### Direction
Output all of the entries exactly as written.

--- START ---

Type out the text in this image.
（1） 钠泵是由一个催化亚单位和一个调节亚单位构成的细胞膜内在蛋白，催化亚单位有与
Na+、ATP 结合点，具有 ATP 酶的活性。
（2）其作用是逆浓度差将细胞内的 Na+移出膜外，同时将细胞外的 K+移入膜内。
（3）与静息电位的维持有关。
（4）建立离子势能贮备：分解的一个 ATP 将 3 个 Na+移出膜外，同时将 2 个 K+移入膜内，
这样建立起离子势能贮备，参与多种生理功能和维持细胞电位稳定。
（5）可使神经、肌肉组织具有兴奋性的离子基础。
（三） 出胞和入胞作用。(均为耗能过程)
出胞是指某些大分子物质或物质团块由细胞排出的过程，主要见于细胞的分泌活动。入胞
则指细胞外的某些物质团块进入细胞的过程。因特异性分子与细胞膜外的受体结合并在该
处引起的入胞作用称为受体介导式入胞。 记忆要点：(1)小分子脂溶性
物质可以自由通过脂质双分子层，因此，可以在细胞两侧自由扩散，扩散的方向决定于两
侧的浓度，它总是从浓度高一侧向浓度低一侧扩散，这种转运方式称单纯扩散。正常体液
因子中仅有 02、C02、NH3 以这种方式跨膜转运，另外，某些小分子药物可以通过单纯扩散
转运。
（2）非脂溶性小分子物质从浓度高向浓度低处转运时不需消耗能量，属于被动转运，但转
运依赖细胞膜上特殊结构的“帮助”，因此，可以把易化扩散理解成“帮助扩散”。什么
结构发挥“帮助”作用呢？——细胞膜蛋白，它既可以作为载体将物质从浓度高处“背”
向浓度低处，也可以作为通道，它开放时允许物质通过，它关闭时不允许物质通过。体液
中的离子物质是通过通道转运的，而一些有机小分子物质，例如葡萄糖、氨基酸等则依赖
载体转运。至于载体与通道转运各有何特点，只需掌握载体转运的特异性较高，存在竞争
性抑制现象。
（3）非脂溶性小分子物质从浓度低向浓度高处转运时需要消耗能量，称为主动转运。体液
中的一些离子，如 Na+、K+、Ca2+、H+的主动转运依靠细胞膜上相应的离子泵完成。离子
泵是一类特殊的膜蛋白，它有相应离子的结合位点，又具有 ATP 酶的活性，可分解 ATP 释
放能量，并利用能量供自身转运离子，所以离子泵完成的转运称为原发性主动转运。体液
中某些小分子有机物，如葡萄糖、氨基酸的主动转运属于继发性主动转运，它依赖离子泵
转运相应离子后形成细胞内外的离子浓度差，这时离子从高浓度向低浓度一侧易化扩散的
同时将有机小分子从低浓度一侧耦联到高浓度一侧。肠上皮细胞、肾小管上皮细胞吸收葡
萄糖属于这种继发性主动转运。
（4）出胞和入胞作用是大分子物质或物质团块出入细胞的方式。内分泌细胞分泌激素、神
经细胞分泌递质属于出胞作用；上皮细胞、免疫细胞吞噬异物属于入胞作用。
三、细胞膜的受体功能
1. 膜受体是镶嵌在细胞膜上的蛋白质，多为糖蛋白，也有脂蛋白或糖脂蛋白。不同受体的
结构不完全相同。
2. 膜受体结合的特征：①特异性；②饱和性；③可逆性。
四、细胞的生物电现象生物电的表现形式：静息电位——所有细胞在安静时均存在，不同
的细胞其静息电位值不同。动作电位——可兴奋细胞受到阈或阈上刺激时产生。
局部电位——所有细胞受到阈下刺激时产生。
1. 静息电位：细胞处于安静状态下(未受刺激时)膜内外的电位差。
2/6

--- END ---

### The response
Type out the text in this image.
（1） 钠泵是由一个催化亚单位和一个调节亚单位构成的细胞膜内在蛋白，催化亚单位有与
Na+、ATP 结合点，具有 ATP 酶的活性。
（2）其作用是逆浓度差将细胞内的 Na+移出膜外，同时将细胞外的 K+移入膜内。
（3）与静息电位的维持有关。
（4）建立离子势能贮备：分解的一个 ATP 将 3 个 Na+移出膜外，同时将 2 个 K+移入膜内，
这样建立起离子势能贮备，参与多种生理功能和维持细胞电位稳定。
（5）可使神经、肌肉组织具有兴奋性的离子基础。
（三） 出胞和入胞作用。(均为耗能过程)
出胞是指某些大分子物质或物质团块由细胞排出的过程，主要见于细胞的分泌活动。入胞
则指细胞外的某些物质团块进入细胞的过程。因特异性分子与细胞膜外的受体结合并在该
处引起的入胞作用称为受体介导式入胞。 记忆要点：(1)小分子脂溶性
物质可以自由通过脂质双分子层，因此，可以在细胞两侧自由扩散，扩散的方向决定于两
侧的浓度，它总是从浓度高一侧向浓度低一侧扩散，这种转运方式称单纯扩散。正常体液
因子中仅有 02、C02、NH3 以这种方式跨膜转运，另外，某些小分子药物可以通过单纯扩散
转运。
（2）非脂溶性小分子物质从浓度高向浓度低处转运时不需消耗能量，属于被动转运，但转
运依赖细胞膜上特殊结构的“帮助”，因此，可以把易化扩散理解成“帮助扩散”。什么
结构发挥“帮助”作用呢？——细胞膜蛋白，它既可以作为载体将物质从浓度高处“背”
向浓度低处，也可以作为通道，它开放时允许物质通过，它关闭时不允许物质通过。体液
中的离子物质是通过通道转运的，而一些有机小分子物质，例如葡萄糖、氨基酸等则依赖
载体转运。至于载体与通道转运各有何特点，只需掌握载体转运的特异性较高，存在竞争
性抑制现象。
（3）非脂溶性小分子物质从浓度低向浓度高处转运时需要消耗能量，称为主动转运。体液
中的一些离子，如 Na+、K+、Ca2+、H+的主动转运依靠细胞膜上相应的离子泵完成。离子
泵是一类特殊的膜蛋白，它有相应离子的结合位点，又具有 ATP 酶的活性，可分解 ATP 释
放能量，并利用能量供自身转运离子，所以离子泵完成的转运称为原发性主动转运。体液
中某些小分子有机物，如葡萄糖、氨基酸的主动转运属于继发性主动转运，它依赖离子泵
转运相应离子后形成细胞内外的离子浓度差，这时离子从高浓度向低浓度一侧易化扩散的
同时将有机小分子从低浓度一侧耦联到高浓度一侧。肠上皮细胞、肾小管上皮细胞吸收葡
萄糖属于这种继发性主动转运。
（4）出胞和入胞作用是大分子物质或物质团块出入细胞的方式。内分泌细胞分泌激素、神
经细胞分泌递质属于出胞作用；上皮细胞、免疫细胞吞噬异物属于入胞作用。
三、细胞膜的受体功能
1. 膜受体是镶嵌在细胞膜上的蛋白质，多为糖蛋白，也有脂蛋白或糖脂蛋白。不同受体的
结构不完全相同。
2. 膜受体结合的特征：①特异性；②饱和性；③可逆性。
四、细胞的生物电现象生物电的表现形式：静息电位——所有细胞在安静时均存在，不同
的细胞其静息电位值不同。动作电位——可兴奋细胞受到阈或阈上刺激时产生。
局部电位——所有细胞受到阈下刺激时产生。
1. 静息电位：细胞处于安静状态下(未受刺激时)膜内外的电位差。
2/6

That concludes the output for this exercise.